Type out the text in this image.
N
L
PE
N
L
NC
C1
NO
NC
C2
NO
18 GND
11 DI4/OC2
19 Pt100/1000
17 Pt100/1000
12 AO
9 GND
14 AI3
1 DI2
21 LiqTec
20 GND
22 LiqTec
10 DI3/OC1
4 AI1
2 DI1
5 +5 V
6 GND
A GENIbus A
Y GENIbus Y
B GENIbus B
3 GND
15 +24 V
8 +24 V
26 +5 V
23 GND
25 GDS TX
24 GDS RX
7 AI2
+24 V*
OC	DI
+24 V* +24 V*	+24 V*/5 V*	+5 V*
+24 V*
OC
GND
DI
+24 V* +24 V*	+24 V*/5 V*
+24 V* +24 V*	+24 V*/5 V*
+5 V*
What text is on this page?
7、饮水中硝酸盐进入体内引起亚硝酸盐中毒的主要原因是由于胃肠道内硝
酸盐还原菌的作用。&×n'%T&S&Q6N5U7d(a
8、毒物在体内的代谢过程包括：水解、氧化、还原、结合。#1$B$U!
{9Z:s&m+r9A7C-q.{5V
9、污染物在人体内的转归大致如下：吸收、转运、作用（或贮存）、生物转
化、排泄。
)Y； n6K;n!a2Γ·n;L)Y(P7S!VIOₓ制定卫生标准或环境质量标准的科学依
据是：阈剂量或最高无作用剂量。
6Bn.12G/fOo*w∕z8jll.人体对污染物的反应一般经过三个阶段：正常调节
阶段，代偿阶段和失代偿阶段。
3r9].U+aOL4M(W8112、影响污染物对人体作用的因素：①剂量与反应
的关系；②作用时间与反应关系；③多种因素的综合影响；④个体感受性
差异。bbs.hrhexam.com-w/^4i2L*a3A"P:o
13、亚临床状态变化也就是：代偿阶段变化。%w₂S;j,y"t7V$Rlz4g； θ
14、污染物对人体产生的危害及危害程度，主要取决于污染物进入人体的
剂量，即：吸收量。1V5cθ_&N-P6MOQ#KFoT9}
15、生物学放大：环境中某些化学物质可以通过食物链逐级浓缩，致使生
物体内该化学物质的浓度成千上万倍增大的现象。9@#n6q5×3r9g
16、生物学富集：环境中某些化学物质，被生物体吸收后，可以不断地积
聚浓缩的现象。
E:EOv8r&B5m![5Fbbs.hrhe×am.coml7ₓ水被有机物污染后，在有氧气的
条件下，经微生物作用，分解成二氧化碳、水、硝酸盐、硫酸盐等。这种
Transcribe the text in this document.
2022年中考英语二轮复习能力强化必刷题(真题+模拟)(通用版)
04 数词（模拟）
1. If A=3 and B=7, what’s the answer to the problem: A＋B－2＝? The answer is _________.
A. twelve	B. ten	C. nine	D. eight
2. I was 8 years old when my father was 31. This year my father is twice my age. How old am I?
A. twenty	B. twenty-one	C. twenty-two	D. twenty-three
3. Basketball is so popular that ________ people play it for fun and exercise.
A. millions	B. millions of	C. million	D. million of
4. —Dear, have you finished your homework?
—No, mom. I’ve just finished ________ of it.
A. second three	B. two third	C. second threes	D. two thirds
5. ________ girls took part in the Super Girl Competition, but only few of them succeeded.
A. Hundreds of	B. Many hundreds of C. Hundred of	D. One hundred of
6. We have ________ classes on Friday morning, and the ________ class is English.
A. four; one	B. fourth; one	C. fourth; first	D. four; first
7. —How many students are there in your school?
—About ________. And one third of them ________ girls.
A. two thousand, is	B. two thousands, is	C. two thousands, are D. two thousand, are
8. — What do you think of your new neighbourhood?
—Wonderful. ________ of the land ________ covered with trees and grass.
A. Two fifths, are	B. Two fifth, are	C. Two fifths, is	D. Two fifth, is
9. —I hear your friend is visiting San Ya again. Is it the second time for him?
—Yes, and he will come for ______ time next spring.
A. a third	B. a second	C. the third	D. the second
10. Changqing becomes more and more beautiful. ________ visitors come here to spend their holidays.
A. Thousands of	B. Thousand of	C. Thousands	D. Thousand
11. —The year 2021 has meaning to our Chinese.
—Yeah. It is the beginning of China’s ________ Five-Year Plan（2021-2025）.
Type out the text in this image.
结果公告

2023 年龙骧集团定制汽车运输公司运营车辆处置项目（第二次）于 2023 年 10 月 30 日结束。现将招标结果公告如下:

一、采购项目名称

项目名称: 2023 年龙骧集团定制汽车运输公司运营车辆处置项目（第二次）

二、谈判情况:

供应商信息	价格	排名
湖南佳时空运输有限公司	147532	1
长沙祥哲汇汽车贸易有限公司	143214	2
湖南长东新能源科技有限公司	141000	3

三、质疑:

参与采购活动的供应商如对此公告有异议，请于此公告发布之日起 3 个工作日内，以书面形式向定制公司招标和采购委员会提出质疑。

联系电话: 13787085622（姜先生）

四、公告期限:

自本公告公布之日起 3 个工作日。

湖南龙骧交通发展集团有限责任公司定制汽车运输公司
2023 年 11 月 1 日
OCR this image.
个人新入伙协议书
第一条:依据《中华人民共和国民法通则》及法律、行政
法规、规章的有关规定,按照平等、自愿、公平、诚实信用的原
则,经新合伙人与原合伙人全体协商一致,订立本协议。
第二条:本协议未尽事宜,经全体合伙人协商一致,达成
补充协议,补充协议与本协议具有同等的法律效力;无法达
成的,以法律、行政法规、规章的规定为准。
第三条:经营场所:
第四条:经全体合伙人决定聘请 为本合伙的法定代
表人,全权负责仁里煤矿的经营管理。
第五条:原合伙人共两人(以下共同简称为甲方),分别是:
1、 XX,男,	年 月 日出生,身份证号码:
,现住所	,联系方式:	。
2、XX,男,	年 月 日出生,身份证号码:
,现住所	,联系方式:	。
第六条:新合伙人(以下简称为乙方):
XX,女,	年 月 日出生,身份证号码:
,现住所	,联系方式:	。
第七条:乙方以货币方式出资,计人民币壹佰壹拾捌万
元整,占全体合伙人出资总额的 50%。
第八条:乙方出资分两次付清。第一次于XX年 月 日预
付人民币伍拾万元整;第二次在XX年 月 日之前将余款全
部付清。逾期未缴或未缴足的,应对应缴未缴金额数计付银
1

*-*-*

Exactly reproduce all of the entries above.

[THE REPLY]
Type out the text in this image.
N
L
PE
N
L
NC
C1
NO
NC
C2
NO
18 GND
11 DI4/OC2
19 Pt100/1000
17 Pt100/1000
12 AO
9 GND
14 AI3
1 DI2
21 LiqTec
20 GND
22 LiqTec
10 DI3/OC1
4 AI1
2 DI1
5 +5 V
6 GND
A GENIbus A
Y GENIbus Y
B GENIbus B
3 GND
15 +24 V
8 +24 V
26 +5 V
23 GND
25 GDS TX
24 GDS RX
7 AI2
+24 V*
OC	DI
+24 V* +24 V*	+24 V*/5 V*	+5 V*
+24 V*
OC
GND
DI
+24 V* +24 V*	+24 V*/5 V*
+24 V* +24 V*	+24 V*/5 V*
+5 V*
What text is on this page?
7、饮水中硝酸盐进入体内引起亚硝酸盐中毒的主要原因是由于胃肠道内硝
酸盐还原菌的作用。&×n'%T&S&Q6N5U7d(a
8、毒物在体内的代谢过程包括：水解、氧化、还原、结合。#1$B$U!
{9Z:s&m+r9A7C-q.{5V
9、污染物在人体内的转归大致如下：吸收、转运、作用（或贮存）、生物转
化、排泄。
)Y； n6K;n!a2Γ·n;L)Y(P7S!VIOₓ制定卫生标准或环境质量标准的科学依
据是：阈剂量或最高无作用剂量。
6Bn.12G/fOo*w∕z8jll.人体对污染物的反应一般经过三个阶段：正常调节
阶段，代偿阶段和失代偿阶段。
3r9].U+aOL4M(W8112、影响污染物对人体作用的因素：①剂量与反应
的关系；②作用时间与反应关系；③多种因素的综合影响；④个体感受性
差异。bbs.hrhexam.com-w/^4i2L*a3A"P:o
13、亚临床状态变化也就是：代偿阶段变化。%w₂S;j,y"t7V$Rlz4g； θ
14、污染物对人体产生的危害及危害程度，主要取决于污染物进入人体的
剂量，即：吸收量。1V5cθ_&N-P6MOQ#KFoT9}
15、生物学放大：环境中某些化学物质可以通过食物链逐级浓缩，致使生
物体内该化学物质的浓度成千上万倍增大的现象。9@#n6q5×3r9g
16、生物学富集：环境中某些化学物质，被生物体吸收后，可以不断地积
聚浓缩的现象。
E:EOv8r&B5m![5Fbbs.hrhe×am.coml7ₓ水被有机物污染后，在有氧气的
条件下，经微生物作用，分解成二氧化碳、水、硝酸盐、硫酸盐等。这种
Transcribe the text in this document.
2022年中考英语二轮复习能力强化必刷题(真题+模拟)(通用版)
04 数词（模拟）
1. If A=3 and B=7, what’s the answer to the problem: A＋B－2＝? The answer is _________.
A. twelve	B. ten	C. nine	D. eight
2. I was 8 years old when my father was 31. This year my father is twice my age. How old am I?
A. twenty	B. twenty-one	C. twenty-two	D. twenty-three
3. Basketball is so popular that ________ people play it for fun and exercise.
A. millions	B. millions of	C. million	D. million of
4. —Dear, have you finished your homework?
—No, mom. I’ve just finished ________ of it.
A. second three	B. two third	C. second threes	D. two thirds
5. ________ girls took part in the Super Girl Competition, but only few of them succeeded.
A. Hundreds of	B. Many hundreds of C. Hundred of	D. One hundred of
6. We have ________ classes on Friday morning, and the ________ class is English.
A. four; one	B. fourth; one	C. fourth; first	D. four; first
7. —How many students are there in your school?
—About ________. And one third of them ________ girls.
A. two thousand, is	B. two thousands, is	C. two thousands, are D. two thousand, are
8. — What do you think of your new neighbourhood?
—Wonderful. ________ of the land ________ covered with trees and grass.
A. Two fifths, are	B. Two fifth, are	C. Two fifths, is	D. Two fifth, is
9. —I hear your friend is visiting San Ya again. Is it the second time for him?
—Yes, and he will come for ______ time next spring.
A. a third	B. a second	C. the third	D. the second
10. Changqing becomes more and more beautiful. ________ visitors come here to spend their holidays.
A. Thousands of	B. Thousand of	C. Thousands	D. Thousand
11. —The year 2021 has meaning to our Chinese.
—Yeah. It is the beginning of China’s ________ Five-Year Plan（2021-2025）.
Type out the text in this image.
结果公告

2023 年龙骧集团定制汽车运输公司运营车辆处置项目（第二次）于 2023 年 10 月 30 日结束。现将招标结果公告如下:

一、采购项目名称

项目名称: 2023 年龙骧集团定制汽车运输公司运营车辆处置项目（第二次）

二、谈判情况:

供应商信息	价格	排名
湖南佳时空运输有限公司	147532	1
长沙祥哲汇汽车贸易有限公司	143214	2
湖南长东新能源科技有限公司	141000	3

三、质疑:

参与采购活动的供应商如对此公告有异议，请于此公告发布之日起 3 个工作日内，以书面形式向定制公司招标和采购委员会提出质疑。

联系电话: 13787085622（姜先生）

四、公告期限:

自本公告公布之日起 3 个工作日。

湖南龙骧交通发展集团有限责任公司定制汽车运输公司
2023 年 11 月 1 日
OCR this image.
个人新入伙协议书
第一条:依据《中华人民共和国民法通则》及法律、行政
法规、规章的有关规定,按照平等、自愿、公平、诚实信用的原
则,经新合伙人与原合伙人全体协商一致,订立本协议。
第二条:本协议未尽事宜,经全体合伙人协商一致,达成
补充协议,补充协议与本协议具有同等的法律效力;无法达
成的,以法律、行政法规、规章的规定为准。
第三条:经营场所:
第四条:经全体合伙人决定聘请 为本合伙的法定代
表人,全权负责仁里煤矿的经营管理。
第五条:原合伙人共两人(以下共同简称为甲方),分别是:
1、 XX,男,	年 月 日出生,身份证号码:
,现住所	,联系方式:	。
2、XX,男,	年 月 日出生,身份证号码:
,现住所	,联系方式:	。
第六条:新合伙人(以下简称为乙方):
XX,女,	年 月 日出生,身份证号码:
,现住所	,联系方式:	。
第七条:乙方以货币方式出资,计人民币壹佰壹拾捌万
元整,占全体合伙人出资总额的 50%。
第八条:乙方出资分两次付清。第一次于XX年 月 日预
付人民币伍拾万元整;第二次在XX年 月 日之前将余款全
部付清。逾期未缴或未缴足的,应对应缴未缴金额数计付银
1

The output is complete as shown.